State how many lines contain "Человек", and write nothing except that count.

____ Supplied material

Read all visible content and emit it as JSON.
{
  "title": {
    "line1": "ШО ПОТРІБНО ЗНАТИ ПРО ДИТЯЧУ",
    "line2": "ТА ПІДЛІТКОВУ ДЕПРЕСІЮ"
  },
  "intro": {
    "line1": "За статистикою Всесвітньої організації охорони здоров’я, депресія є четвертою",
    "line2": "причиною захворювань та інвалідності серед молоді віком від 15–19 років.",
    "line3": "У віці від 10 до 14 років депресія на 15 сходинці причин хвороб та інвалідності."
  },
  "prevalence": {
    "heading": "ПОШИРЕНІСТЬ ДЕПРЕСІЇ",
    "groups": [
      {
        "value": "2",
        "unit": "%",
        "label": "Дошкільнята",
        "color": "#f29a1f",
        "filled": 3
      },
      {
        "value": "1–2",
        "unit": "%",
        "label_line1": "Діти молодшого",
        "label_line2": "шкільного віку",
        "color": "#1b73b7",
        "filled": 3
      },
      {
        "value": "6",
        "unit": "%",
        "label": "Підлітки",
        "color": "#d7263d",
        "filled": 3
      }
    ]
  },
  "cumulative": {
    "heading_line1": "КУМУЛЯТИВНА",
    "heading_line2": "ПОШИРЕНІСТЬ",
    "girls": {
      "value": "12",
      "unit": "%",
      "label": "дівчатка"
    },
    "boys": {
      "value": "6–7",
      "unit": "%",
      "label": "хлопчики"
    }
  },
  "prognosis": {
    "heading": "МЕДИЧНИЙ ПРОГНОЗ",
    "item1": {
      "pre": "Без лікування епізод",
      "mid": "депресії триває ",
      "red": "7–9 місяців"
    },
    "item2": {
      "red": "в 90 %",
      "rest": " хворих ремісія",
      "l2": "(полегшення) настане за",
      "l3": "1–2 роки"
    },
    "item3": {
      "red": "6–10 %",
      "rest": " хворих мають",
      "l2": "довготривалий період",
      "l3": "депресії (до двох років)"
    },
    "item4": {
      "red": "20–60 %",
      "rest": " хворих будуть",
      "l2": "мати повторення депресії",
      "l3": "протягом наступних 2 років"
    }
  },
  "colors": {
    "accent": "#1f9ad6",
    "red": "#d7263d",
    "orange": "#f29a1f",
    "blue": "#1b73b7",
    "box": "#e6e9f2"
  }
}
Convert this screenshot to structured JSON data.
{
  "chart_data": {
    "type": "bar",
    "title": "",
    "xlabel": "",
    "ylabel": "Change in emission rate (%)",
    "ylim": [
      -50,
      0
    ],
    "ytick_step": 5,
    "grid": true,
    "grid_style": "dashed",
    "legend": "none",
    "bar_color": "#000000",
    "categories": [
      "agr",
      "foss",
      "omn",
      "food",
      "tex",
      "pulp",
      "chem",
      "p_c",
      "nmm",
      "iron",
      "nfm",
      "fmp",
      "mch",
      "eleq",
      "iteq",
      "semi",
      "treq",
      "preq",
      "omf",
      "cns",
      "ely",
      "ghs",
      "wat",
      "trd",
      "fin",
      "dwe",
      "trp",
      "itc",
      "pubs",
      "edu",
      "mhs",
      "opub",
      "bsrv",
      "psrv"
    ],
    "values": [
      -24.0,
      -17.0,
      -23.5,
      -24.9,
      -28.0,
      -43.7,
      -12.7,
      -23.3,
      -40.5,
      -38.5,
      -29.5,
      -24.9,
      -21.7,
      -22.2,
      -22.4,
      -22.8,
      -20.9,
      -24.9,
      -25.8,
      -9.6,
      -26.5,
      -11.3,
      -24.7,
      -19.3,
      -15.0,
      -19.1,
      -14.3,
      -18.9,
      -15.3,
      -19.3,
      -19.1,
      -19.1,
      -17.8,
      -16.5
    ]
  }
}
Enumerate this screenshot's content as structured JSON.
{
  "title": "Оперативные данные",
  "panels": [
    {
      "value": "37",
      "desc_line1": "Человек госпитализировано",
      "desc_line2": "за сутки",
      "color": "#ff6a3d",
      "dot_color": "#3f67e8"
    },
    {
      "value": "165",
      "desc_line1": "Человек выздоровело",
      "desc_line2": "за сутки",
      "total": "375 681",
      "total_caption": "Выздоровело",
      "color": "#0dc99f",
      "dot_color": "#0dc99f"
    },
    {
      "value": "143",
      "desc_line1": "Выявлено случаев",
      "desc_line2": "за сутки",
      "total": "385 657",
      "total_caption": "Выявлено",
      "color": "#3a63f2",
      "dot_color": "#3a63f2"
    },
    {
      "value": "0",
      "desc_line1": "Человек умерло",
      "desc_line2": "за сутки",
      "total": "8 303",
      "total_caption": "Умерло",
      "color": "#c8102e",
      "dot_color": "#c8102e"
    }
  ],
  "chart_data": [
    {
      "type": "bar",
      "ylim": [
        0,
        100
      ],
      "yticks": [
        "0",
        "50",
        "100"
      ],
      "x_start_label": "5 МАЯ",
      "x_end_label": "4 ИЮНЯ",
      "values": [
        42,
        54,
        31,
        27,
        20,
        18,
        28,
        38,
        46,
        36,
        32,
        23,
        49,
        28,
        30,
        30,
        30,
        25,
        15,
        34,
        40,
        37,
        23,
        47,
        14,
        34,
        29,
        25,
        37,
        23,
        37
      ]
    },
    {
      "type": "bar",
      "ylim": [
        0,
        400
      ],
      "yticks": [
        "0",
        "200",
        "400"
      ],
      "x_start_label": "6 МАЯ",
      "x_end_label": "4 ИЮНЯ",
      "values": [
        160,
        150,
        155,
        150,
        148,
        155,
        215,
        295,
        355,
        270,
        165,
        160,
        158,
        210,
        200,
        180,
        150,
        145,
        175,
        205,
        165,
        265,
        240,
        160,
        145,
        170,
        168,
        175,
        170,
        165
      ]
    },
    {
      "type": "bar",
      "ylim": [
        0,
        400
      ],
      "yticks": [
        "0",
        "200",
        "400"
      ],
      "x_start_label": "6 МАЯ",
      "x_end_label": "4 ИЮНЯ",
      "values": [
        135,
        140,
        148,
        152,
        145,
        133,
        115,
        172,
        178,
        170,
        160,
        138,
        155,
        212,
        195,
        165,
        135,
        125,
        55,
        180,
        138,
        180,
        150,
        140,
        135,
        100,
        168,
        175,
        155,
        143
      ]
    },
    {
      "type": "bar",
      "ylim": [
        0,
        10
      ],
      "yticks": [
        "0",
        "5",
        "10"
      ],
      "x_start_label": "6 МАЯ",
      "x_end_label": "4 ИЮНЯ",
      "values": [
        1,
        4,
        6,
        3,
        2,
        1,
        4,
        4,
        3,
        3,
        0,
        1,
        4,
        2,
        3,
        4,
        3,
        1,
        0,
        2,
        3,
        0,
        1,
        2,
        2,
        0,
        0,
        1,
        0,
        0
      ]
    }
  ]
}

________

### Finished task
3